Exercise requirements:
Output the material exactly, but drop every image it holds.

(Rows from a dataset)
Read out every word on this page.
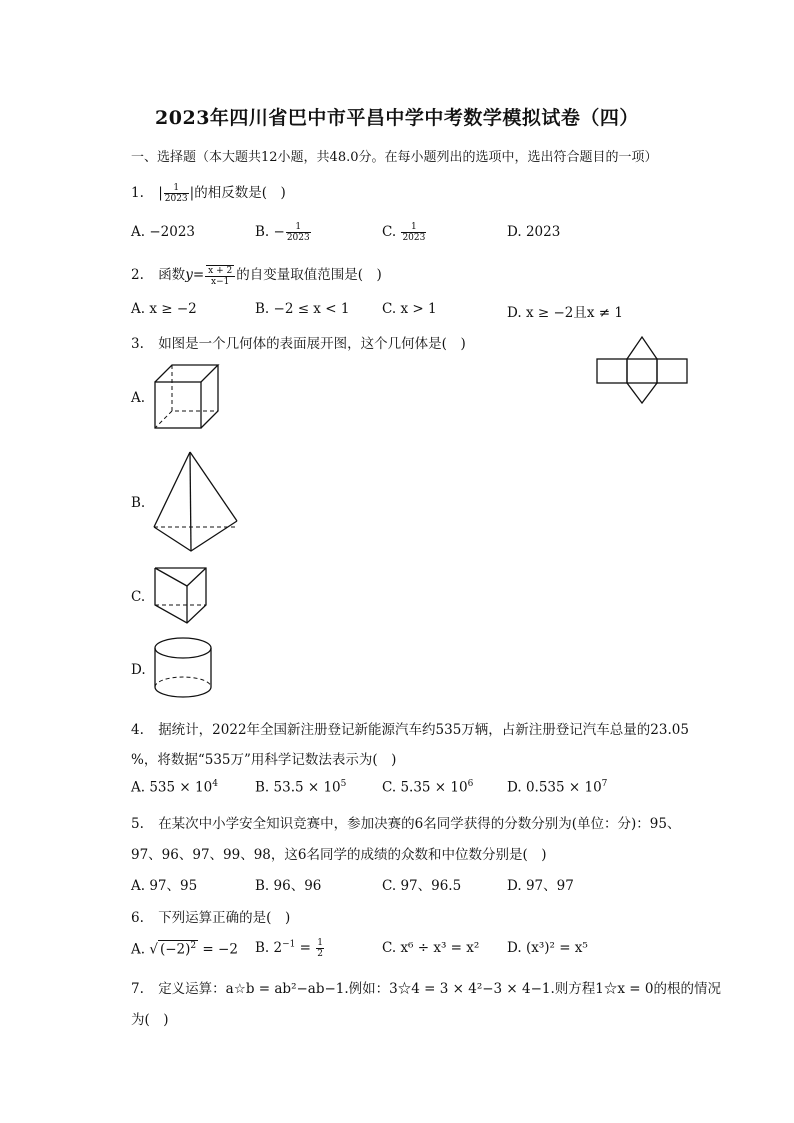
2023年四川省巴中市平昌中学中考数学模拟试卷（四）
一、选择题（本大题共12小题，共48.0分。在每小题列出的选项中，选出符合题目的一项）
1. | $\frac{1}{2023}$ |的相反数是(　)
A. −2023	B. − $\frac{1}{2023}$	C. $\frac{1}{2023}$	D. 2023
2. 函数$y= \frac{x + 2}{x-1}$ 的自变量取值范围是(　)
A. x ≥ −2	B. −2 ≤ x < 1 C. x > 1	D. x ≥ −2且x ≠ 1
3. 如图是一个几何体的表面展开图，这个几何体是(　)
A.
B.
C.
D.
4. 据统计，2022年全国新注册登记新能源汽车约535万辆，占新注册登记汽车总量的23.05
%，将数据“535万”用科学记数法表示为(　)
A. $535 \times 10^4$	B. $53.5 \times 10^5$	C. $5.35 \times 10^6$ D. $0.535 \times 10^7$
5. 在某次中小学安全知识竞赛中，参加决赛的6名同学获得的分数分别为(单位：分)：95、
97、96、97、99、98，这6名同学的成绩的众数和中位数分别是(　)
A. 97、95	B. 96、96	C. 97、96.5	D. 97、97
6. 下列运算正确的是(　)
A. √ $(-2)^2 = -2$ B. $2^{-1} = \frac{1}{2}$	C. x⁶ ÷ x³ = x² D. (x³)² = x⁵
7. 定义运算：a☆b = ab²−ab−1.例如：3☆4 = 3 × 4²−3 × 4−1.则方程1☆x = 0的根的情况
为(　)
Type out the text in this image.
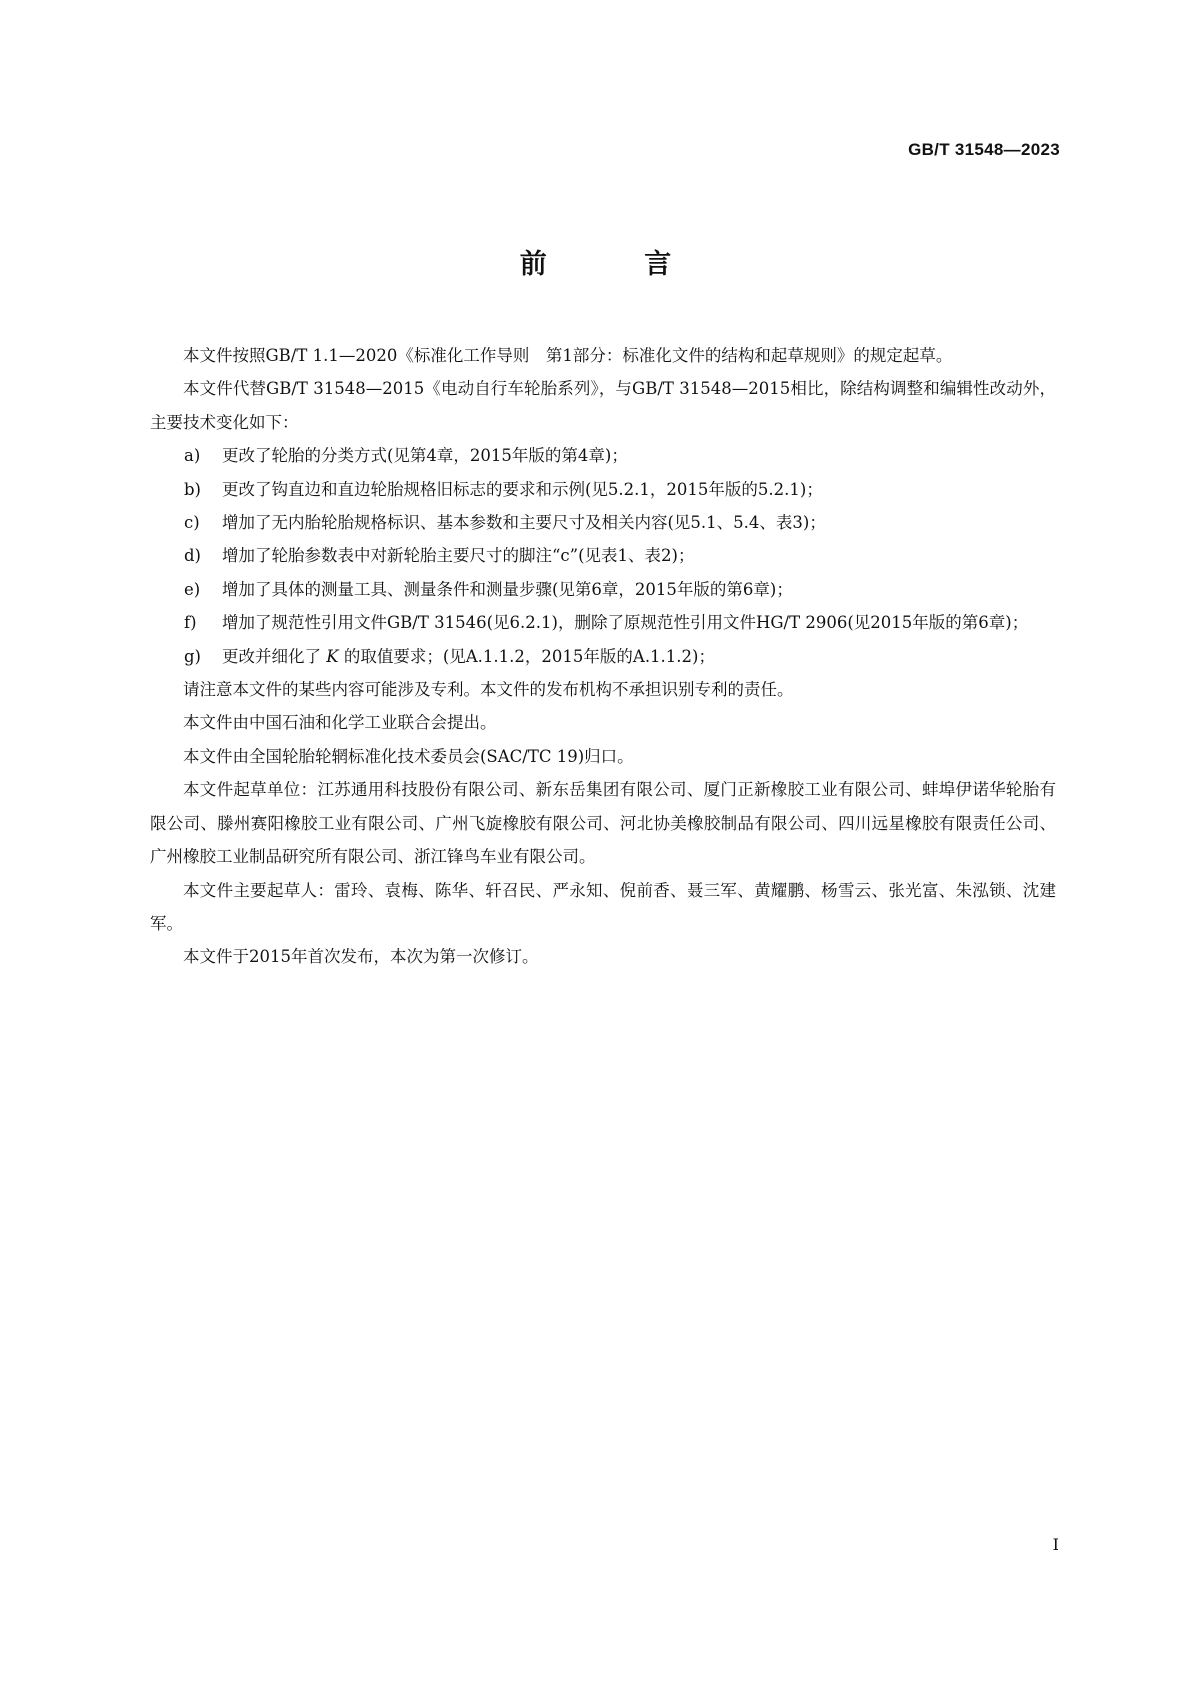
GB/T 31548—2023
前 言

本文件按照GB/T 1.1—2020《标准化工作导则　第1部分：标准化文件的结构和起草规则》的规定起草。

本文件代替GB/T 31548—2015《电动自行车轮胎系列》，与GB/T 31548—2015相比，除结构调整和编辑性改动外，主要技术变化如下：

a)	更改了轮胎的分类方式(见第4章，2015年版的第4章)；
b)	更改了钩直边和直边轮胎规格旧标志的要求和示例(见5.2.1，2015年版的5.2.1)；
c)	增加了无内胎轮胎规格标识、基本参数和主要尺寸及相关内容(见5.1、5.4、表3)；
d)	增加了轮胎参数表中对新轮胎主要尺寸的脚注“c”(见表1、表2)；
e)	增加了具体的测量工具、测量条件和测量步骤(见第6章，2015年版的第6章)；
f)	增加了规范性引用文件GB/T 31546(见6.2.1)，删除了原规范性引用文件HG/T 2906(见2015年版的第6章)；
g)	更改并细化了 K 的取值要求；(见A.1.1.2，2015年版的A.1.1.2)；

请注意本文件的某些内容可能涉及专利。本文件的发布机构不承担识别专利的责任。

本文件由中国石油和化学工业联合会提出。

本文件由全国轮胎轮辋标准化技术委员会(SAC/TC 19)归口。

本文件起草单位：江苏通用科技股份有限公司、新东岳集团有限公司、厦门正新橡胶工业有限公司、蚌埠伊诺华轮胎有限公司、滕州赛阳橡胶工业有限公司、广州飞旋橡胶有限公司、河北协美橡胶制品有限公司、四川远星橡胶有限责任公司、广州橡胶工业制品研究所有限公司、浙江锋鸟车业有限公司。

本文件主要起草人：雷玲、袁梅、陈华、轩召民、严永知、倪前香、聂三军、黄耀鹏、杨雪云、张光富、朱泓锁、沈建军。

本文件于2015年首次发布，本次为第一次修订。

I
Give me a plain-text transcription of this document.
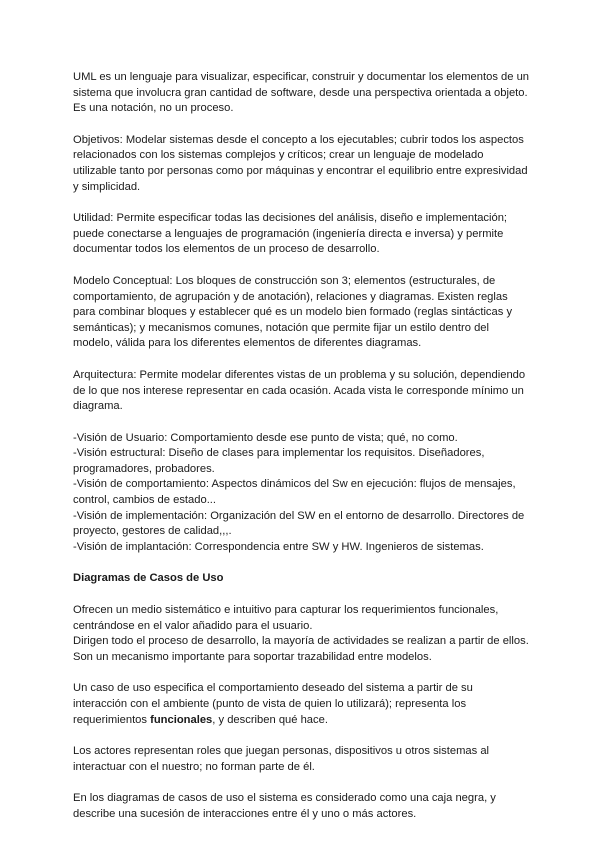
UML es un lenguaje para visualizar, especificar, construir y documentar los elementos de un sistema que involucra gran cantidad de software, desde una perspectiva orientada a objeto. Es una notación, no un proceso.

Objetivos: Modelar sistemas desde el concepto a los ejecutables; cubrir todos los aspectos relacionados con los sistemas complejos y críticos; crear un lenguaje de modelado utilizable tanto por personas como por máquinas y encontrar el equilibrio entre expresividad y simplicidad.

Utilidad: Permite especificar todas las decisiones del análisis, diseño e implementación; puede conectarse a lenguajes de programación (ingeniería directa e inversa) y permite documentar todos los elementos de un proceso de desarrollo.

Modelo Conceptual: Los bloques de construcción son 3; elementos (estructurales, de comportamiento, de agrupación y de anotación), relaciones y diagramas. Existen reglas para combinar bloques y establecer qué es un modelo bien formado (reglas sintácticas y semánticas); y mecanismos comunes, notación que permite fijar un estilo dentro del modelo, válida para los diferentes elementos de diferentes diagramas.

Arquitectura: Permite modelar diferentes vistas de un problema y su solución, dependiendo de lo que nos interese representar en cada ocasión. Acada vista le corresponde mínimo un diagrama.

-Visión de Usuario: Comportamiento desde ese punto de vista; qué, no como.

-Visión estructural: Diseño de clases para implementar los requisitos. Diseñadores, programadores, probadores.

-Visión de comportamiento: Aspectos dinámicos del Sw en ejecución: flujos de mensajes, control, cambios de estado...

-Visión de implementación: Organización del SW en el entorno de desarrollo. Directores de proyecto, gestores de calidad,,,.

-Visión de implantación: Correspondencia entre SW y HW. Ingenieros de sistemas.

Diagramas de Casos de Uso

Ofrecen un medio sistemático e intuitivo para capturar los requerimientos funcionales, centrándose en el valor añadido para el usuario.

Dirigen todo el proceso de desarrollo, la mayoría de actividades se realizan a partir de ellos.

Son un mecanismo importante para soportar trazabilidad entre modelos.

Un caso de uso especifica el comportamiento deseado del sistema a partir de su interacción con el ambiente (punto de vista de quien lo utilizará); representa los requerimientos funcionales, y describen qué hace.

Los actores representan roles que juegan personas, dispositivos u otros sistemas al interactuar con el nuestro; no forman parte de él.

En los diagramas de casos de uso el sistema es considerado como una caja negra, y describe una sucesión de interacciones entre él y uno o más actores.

Response to this task:
Read out every word on this page.
2023年四川省巴中市平昌中学中考数学模拟试卷（四）
一、选择题（本大题共12小题，共48.0分。在每小题列出的选项中，选出符合题目的一项）
1. | $\frac{1}{2023}$ |的相反数是(　)
A. −2023	B. − $\frac{1}{2023}$	C. $\frac{1}{2023}$	D. 2023
2. 函数$y= \frac{x + 2}{x-1}$ 的自变量取值范围是(　)
A. x ≥ −2	B. −2 ≤ x < 1 C. x > 1	D. x ≥ −2且x ≠ 1
3. 如图是一个几何体的表面展开图，这个几何体是(　)
A.
B.
C.
D.
4. 据统计，2022年全国新注册登记新能源汽车约535万辆，占新注册登记汽车总量的23.05
%，将数据“535万”用科学记数法表示为(　)
A. $535 \times 10^4$	B. $53.5 \times 10^5$	C. $5.35 \times 10^6$ D. $0.535 \times 10^7$
5. 在某次中小学安全知识竞赛中，参加决赛的6名同学获得的分数分别为(单位：分)：95、
97、96、97、99、98，这6名同学的成绩的众数和中位数分别是(　)
A. 97、95	B. 96、96	C. 97、96.5	D. 97、97
6. 下列运算正确的是(　)
A. √ $(-2)^2 = -2$ B. $2^{-1} = \frac{1}{2}$	C. x⁶ ÷ x³ = x² D. (x³)² = x⁵
7. 定义运算：a☆b = ab²−ab−1.例如：3☆4 = 3 × 4²−3 × 4−1.则方程1☆x = 0的根的情况
为(　)
Type out the text in this image.
GB/T 31548—2023
前 言

本文件按照GB/T 1.1—2020《标准化工作导则　第1部分：标准化文件的结构和起草规则》的规定起草。

本文件代替GB/T 31548—2015《电动自行车轮胎系列》，与GB/T 31548—2015相比，除结构调整和编辑性改动外，主要技术变化如下：

a)	更改了轮胎的分类方式(见第4章，2015年版的第4章)；
b)	更改了钩直边和直边轮胎规格旧标志的要求和示例(见5.2.1，2015年版的5.2.1)；
c)	增加了无内胎轮胎规格标识、基本参数和主要尺寸及相关内容(见5.1、5.4、表3)；
d)	增加了轮胎参数表中对新轮胎主要尺寸的脚注“c”(见表1、表2)；
e)	增加了具体的测量工具、测量条件和测量步骤(见第6章，2015年版的第6章)；
f)	增加了规范性引用文件GB/T 31546(见6.2.1)，删除了原规范性引用文件HG/T 2906(见2015年版的第6章)；
g)	更改并细化了 K 的取值要求；(见A.1.1.2，2015年版的A.1.1.2)；

请注意本文件的某些内容可能涉及专利。本文件的发布机构不承担识别专利的责任。

本文件由中国石油和化学工业联合会提出。

本文件由全国轮胎轮辋标准化技术委员会(SAC/TC 19)归口。

本文件起草单位：江苏通用科技股份有限公司、新东岳集团有限公司、厦门正新橡胶工业有限公司、蚌埠伊诺华轮胎有限公司、滕州赛阳橡胶工业有限公司、广州飞旋橡胶有限公司、河北协美橡胶制品有限公司、四川远星橡胶有限责任公司、广州橡胶工业制品研究所有限公司、浙江锋鸟车业有限公司。

本文件主要起草人：雷玲、袁梅、陈华、轩召民、严永知、倪前香、聂三军、黄耀鹏、杨雪云、张光富、朱泓锁、沈建军。

本文件于2015年首次发布，本次为第一次修订。

I
Give me a plain-text transcription of this document.
UML es un lenguaje para visualizar, especificar, construir y documentar los elementos de un sistema que involucra gran cantidad de software, desde una perspectiva orientada a objeto. Es una notación, no un proceso.

Objetivos: Modelar sistemas desde el concepto a los ejecutables; cubrir todos los aspectos relacionados con los sistemas complejos y críticos; crear un lenguaje de modelado utilizable tanto por personas como por máquinas y encontrar el equilibrio entre expresividad y simplicidad.

Utilidad: Permite especificar todas las decisiones del análisis, diseño e implementación; puede conectarse a lenguajes de programación (ingeniería directa e inversa) y permite documentar todos los elementos de un proceso de desarrollo.

Modelo Conceptual: Los bloques de construcción son 3; elementos (estructurales, de comportamiento, de agrupación y de anotación), relaciones y diagramas. Existen reglas para combinar bloques y establecer qué es un modelo bien formado (reglas sintácticas y semánticas); y mecanismos comunes, notación que permite fijar un estilo dentro del modelo, válida para los diferentes elementos de diferentes diagramas.

Arquitectura: Permite modelar diferentes vistas de un problema y su solución, dependiendo de lo que nos interese representar en cada ocasión. Acada vista le corresponde mínimo un diagrama.

-Visión de Usuario: Comportamiento desde ese punto de vista; qué, no como.

-Visión estructural: Diseño de clases para implementar los requisitos. Diseñadores, programadores, probadores.

-Visión de comportamiento: Aspectos dinámicos del Sw en ejecución: flujos de mensajes, control, cambios de estado...

-Visión de implementación: Organización del SW en el entorno de desarrollo. Directores de proyecto, gestores de calidad,,,.

-Visión de implantación: Correspondencia entre SW y HW. Ingenieros de sistemas.

Diagramas de Casos de Uso

Ofrecen un medio sistemático e intuitivo para capturar los requerimientos funcionales, centrándose en el valor añadido para el usuario.

Dirigen todo el proceso de desarrollo, la mayoría de actividades se realizan a partir de ellos.

Son un mecanismo importante para soportar trazabilidad entre modelos.

Un caso de uso especifica el comportamiento deseado del sistema a partir de su interacción con el ambiente (punto de vista de quien lo utilizará); representa los requerimientos funcionales, y describen qué hace.

Los actores representan roles que juegan personas, dispositivos u otros sistemas al interactuar con el nuestro; no forman parte de él.

En los diagramas de casos de uso el sistema es considerado como una caja negra, y describe una sucesión de interacciones entre él y uno o más actores.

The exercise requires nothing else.